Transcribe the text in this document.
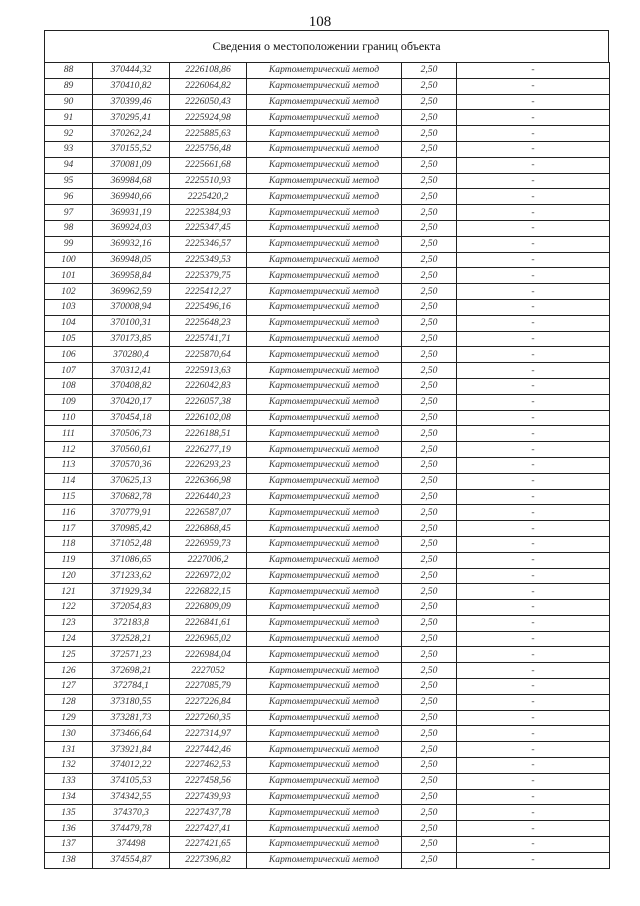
108
Сведения о местоположении границ объекта
88	370444,32	2226108,86	Картометрический метод	2,50	-
89	370410,82	2226064,82	Картометрический метод	2,50	-
90	370399,46	2226050,43	Картометрический метод	2,50	-
91	370295,41	2225924,98	Картометрический метод	2,50	-
92	370262,24	2225885,63	Картометрический метод	2,50	-
93	370155,52	2225756,48	Картометрический метод	2,50	-
94	370081,09	2225661,68	Картометрический метод	2,50	-
95	369984,68	2225510,93	Картометрический метод	2,50	-
96	369940,66	2225420,2	Картометрический метод	2,50	-
97	369931,19	2225384,93	Картометрический метод	2,50	-
98	369924,03	2225347,45	Картометрический метод	2,50	-
99	369932,16	2225346,57	Картометрический метод	2,50	-
100	369948,05	2225349,53	Картометрический метод	2,50	-
101	369958,84	2225379,75	Картометрический метод	2,50	-
102	369962,59	2225412,27	Картометрический метод	2,50	-
103	370008,94	2225496,16	Картометрический метод	2,50	-
104	370100,31	2225648,23	Картометрический метод	2,50	-
105	370173,85	2225741,71	Картометрический метод	2,50	-
106	370280,4	2225870,64	Картометрический метод	2,50	-
107	370312,41	2225913,63	Картометрический метод	2,50	-
108	370408,82	2226042,83	Картометрический метод	2,50	-
109	370420,17	2226057,38	Картометрический метод	2,50	-
110	370454,18	2226102,08	Картометрический метод	2,50	-
111	370506,73	2226188,51	Картометрический метод	2,50	-
112	370560,61	2226277,19	Картометрический метод	2,50	-
113	370570,36	2226293,23	Картометрический метод	2,50	-
114	370625,13	2226366,98	Картометрический метод	2,50	-
115	370682,78	2226440,23	Картометрический метод	2,50	-
116	370779,91	2226587,07	Картометрический метод	2,50	-
117	370985,42	2226868,45	Картометрический метод	2,50	-
118	371052,48	2226959,73	Картометрический метод	2,50	-
119	371086,65	2227006,2	Картометрический метод	2,50	-
120	371233,62	2226972,02	Картометрический метод	2,50	-
121	371929,34	2226822,15	Картометрический метод	2,50	-
122	372054,83	2226809,09	Картометрический метод	2,50	-
123	372183,8	2226841,61	Картометрический метод	2,50	-
124	372528,21	2226965,02	Картометрический метод	2,50	-
125	372571,23	2226984,04	Картометрический метод	2,50	-
126	372698,21	2227052	Картометрический метод	2,50	-
127	372784,1	2227085,79	Картометрический метод	2,50	-
128	373180,55	2227226,84	Картометрический метод	2,50	-
129	373281,73	2227260,35	Картометрический метод	2,50	-
130	373466,64	2227314,97	Картометрический метод	2,50	-
131	373921,84	2227442,46	Картометрический метод	2,50	-
132	374012,22	2227462,53	Картометрический метод	2,50	-
133	374105,53	2227458,56	Картометрический метод	2,50	-
134	374342,55	2227439,93	Картометрический метод	2,50	-
135	374370,3	2227437,78	Картометрический метод	2,50	-
136	374479,78	2227427,41	Картометрический метод	2,50	-
137	374498	2227421,65	Картометрический метод	2,50	-
138	374554,87	2227396,82	Картометрический метод	2,50	-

-.-.-

The request: All of the data above should be transcribed verbatim, with pictures omitted.

The answer:
Transcribe the text in this document.
108
Сведения о местоположении границ объекта
88	370444,32	2226108,86	Картометрический метод	2,50	-
89	370410,82	2226064,82	Картометрический метод	2,50	-
90	370399,46	2226050,43	Картометрический метод	2,50	-
91	370295,41	2225924,98	Картометрический метод	2,50	-
92	370262,24	2225885,63	Картометрический метод	2,50	-
93	370155,52	2225756,48	Картометрический метод	2,50	-
94	370081,09	2225661,68	Картометрический метод	2,50	-
95	369984,68	2225510,93	Картометрический метод	2,50	-
96	369940,66	2225420,2	Картометрический метод	2,50	-
97	369931,19	2225384,93	Картометрический метод	2,50	-
98	369924,03	2225347,45	Картометрический метод	2,50	-
99	369932,16	2225346,57	Картометрический метод	2,50	-
100	369948,05	2225349,53	Картометрический метод	2,50	-
101	369958,84	2225379,75	Картометрический метод	2,50	-
102	369962,59	2225412,27	Картометрический метод	2,50	-
103	370008,94	2225496,16	Картометрический метод	2,50	-
104	370100,31	2225648,23	Картометрический метод	2,50	-
105	370173,85	2225741,71	Картометрический метод	2,50	-
106	370280,4	2225870,64	Картометрический метод	2,50	-
107	370312,41	2225913,63	Картометрический метод	2,50	-
108	370408,82	2226042,83	Картометрический метод	2,50	-
109	370420,17	2226057,38	Картометрический метод	2,50	-
110	370454,18	2226102,08	Картометрический метод	2,50	-
111	370506,73	2226188,51	Картометрический метод	2,50	-
112	370560,61	2226277,19	Картометрический метод	2,50	-
113	370570,36	2226293,23	Картометрический метод	2,50	-
114	370625,13	2226366,98	Картометрический метод	2,50	-
115	370682,78	2226440,23	Картометрический метод	2,50	-
116	370779,91	2226587,07	Картометрический метод	2,50	-
117	370985,42	2226868,45	Картометрический метод	2,50	-
118	371052,48	2226959,73	Картометрический метод	2,50	-
119	371086,65	2227006,2	Картометрический метод	2,50	-
120	371233,62	2226972,02	Картометрический метод	2,50	-
121	371929,34	2226822,15	Картометрический метод	2,50	-
122	372054,83	2226809,09	Картометрический метод	2,50	-
123	372183,8	2226841,61	Картометрический метод	2,50	-
124	372528,21	2226965,02	Картометрический метод	2,50	-
125	372571,23	2226984,04	Картометрический метод	2,50	-
126	372698,21	2227052	Картометрический метод	2,50	-
127	372784,1	2227085,79	Картометрический метод	2,50	-
128	373180,55	2227226,84	Картометрический метод	2,50	-
129	373281,73	2227260,35	Картометрический метод	2,50	-
130	373466,64	2227314,97	Картометрический метод	2,50	-
131	373921,84	2227442,46	Картометрический метод	2,50	-
132	374012,22	2227462,53	Картометрический метод	2,50	-
133	374105,53	2227458,56	Картометрический метод	2,50	-
134	374342,55	2227439,93	Картометрический метод	2,50	-
135	374370,3	2227437,78	Картометрический метод	2,50	-
136	374479,78	2227427,41	Картометрический метод	2,50	-
137	374498	2227421,65	Картометрический метод	2,50	-
138	374554,87	2227396,82	Картометрический метод	2,50	-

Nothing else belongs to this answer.